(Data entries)
•••

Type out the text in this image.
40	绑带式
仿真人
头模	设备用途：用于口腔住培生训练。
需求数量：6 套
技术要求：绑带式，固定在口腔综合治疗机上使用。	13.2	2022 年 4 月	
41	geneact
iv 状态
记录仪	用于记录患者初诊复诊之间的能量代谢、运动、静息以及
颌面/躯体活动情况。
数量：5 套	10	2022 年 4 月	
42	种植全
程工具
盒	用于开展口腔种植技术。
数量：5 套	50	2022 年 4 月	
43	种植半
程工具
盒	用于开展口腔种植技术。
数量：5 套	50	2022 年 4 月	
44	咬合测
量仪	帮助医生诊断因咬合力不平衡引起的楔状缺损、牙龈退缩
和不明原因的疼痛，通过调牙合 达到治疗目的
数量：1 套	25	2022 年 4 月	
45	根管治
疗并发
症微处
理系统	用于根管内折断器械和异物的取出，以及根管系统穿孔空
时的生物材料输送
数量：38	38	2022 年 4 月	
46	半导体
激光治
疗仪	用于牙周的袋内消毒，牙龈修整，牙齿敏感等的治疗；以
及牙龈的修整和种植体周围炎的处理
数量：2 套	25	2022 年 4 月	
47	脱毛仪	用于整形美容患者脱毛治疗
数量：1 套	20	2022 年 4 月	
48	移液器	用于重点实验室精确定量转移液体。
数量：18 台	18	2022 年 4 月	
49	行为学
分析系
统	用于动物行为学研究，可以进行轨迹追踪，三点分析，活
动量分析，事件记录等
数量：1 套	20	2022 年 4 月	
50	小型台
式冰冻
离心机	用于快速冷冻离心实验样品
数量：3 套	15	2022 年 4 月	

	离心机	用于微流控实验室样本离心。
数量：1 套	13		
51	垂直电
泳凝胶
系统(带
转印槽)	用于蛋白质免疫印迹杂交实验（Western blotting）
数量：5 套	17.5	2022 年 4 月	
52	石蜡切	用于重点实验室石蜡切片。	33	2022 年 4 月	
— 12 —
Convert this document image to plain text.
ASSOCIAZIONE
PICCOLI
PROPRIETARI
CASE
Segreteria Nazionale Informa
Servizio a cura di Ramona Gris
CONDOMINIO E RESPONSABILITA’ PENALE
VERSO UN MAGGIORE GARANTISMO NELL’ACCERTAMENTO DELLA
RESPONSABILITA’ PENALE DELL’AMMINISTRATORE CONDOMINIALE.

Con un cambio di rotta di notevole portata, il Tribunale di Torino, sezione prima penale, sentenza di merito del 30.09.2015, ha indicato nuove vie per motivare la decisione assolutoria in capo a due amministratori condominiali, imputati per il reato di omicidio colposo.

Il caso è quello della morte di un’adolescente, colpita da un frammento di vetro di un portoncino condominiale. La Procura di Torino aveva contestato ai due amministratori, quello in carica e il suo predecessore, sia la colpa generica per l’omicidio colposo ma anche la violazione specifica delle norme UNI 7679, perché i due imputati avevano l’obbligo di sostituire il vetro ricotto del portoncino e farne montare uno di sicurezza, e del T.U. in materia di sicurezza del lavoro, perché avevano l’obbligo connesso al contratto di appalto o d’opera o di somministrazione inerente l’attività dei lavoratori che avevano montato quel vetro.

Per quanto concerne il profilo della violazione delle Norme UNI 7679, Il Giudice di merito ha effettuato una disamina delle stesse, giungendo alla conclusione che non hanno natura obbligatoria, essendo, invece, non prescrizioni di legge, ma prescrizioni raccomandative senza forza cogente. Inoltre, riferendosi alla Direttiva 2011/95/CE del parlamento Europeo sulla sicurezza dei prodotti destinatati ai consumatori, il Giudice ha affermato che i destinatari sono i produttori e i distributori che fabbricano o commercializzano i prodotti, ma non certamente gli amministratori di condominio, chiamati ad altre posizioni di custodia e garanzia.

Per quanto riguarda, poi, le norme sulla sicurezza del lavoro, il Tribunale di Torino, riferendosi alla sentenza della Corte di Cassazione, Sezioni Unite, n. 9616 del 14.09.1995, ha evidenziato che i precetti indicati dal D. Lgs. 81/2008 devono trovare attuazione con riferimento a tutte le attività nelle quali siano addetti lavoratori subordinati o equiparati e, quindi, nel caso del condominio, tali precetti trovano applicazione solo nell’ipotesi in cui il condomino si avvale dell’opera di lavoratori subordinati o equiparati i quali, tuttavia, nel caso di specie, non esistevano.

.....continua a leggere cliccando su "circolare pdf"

•••

> _What you have to do_
Return all of the data exactly as it reads.

> _Finished answer_
Type out the text in this image.
40	绑带式
仿真人
头模	设备用途：用于口腔住培生训练。
需求数量：6 套
技术要求：绑带式，固定在口腔综合治疗机上使用。	13.2	2022 年 4 月	
41	geneact
iv 状态
记录仪	用于记录患者初诊复诊之间的能量代谢、运动、静息以及
颌面/躯体活动情况。
数量：5 套	10	2022 年 4 月	
42	种植全
程工具
盒	用于开展口腔种植技术。
数量：5 套	50	2022 年 4 月	
43	种植半
程工具
盒	用于开展口腔种植技术。
数量：5 套	50	2022 年 4 月	
44	咬合测
量仪	帮助医生诊断因咬合力不平衡引起的楔状缺损、牙龈退缩
和不明原因的疼痛，通过调牙合 达到治疗目的
数量：1 套	25	2022 年 4 月	
45	根管治
疗并发
症微处
理系统	用于根管内折断器械和异物的取出，以及根管系统穿孔空
时的生物材料输送
数量：38	38	2022 年 4 月	
46	半导体
激光治
疗仪	用于牙周的袋内消毒，牙龈修整，牙齿敏感等的治疗；以
及牙龈的修整和种植体周围炎的处理
数量：2 套	25	2022 年 4 月	
47	脱毛仪	用于整形美容患者脱毛治疗
数量：1 套	20	2022 年 4 月	
48	移液器	用于重点实验室精确定量转移液体。
数量：18 台	18	2022 年 4 月	
49	行为学
分析系
统	用于动物行为学研究，可以进行轨迹追踪，三点分析，活
动量分析，事件记录等
数量：1 套	20	2022 年 4 月	
50	小型台
式冰冻
离心机	用于快速冷冻离心实验样品
数量：3 套	15	2022 年 4 月	

	离心机	用于微流控实验室样本离心。
数量：1 套	13		
51	垂直电
泳凝胶
系统(带
转印槽)	用于蛋白质免疫印迹杂交实验（Western blotting）
数量：5 套	17.5	2022 年 4 月	
52	石蜡切	用于重点实验室石蜡切片。	33	2022 年 4 月	
— 12 —
Convert this document image to plain text.
ASSOCIAZIONE
PICCOLI
PROPRIETARI
CASE
Segreteria Nazionale Informa
Servizio a cura di Ramona Gris
CONDOMINIO E RESPONSABILITA’ PENALE
VERSO UN MAGGIORE GARANTISMO NELL’ACCERTAMENTO DELLA
RESPONSABILITA’ PENALE DELL’AMMINISTRATORE CONDOMINIALE.

Con un cambio di rotta di notevole portata, il Tribunale di Torino, sezione prima penale, sentenza di merito del 30.09.2015, ha indicato nuove vie per motivare la decisione assolutoria in capo a due amministratori condominiali, imputati per il reato di omicidio colposo.

Il caso è quello della morte di un’adolescente, colpita da un frammento di vetro di un portoncino condominiale. La Procura di Torino aveva contestato ai due amministratori, quello in carica e il suo predecessore, sia la colpa generica per l’omicidio colposo ma anche la violazione specifica delle norme UNI 7679, perché i due imputati avevano l’obbligo di sostituire il vetro ricotto del portoncino e farne montare uno di sicurezza, e del T.U. in materia di sicurezza del lavoro, perché avevano l’obbligo connesso al contratto di appalto o d’opera o di somministrazione inerente l’attività dei lavoratori che avevano montato quel vetro.

Per quanto concerne il profilo della violazione delle Norme UNI 7679, Il Giudice di merito ha effettuato una disamina delle stesse, giungendo alla conclusione che non hanno natura obbligatoria, essendo, invece, non prescrizioni di legge, ma prescrizioni raccomandative senza forza cogente. Inoltre, riferendosi alla Direttiva 2011/95/CE del parlamento Europeo sulla sicurezza dei prodotti destinatati ai consumatori, il Giudice ha affermato che i destinatari sono i produttori e i distributori che fabbricano o commercializzano i prodotti, ma non certamente gli amministratori di condominio, chiamati ad altre posizioni di custodia e garanzia.

Per quanto riguarda, poi, le norme sulla sicurezza del lavoro, il Tribunale di Torino, riferendosi alla sentenza della Corte di Cassazione, Sezioni Unite, n. 9616 del 14.09.1995, ha evidenziato che i precetti indicati dal D. Lgs. 81/2008 devono trovare attuazione con riferimento a tutte le attività nelle quali siano addetti lavoratori subordinati o equiparati e, quindi, nel caso del condominio, tali precetti trovano applicazione solo nell’ipotesi in cui il condomino si avvale dell’opera di lavoratori subordinati o equiparati i quali, tuttavia, nel caso di specie, non esistevano.

.....continua a leggere cliccando su "circolare pdf"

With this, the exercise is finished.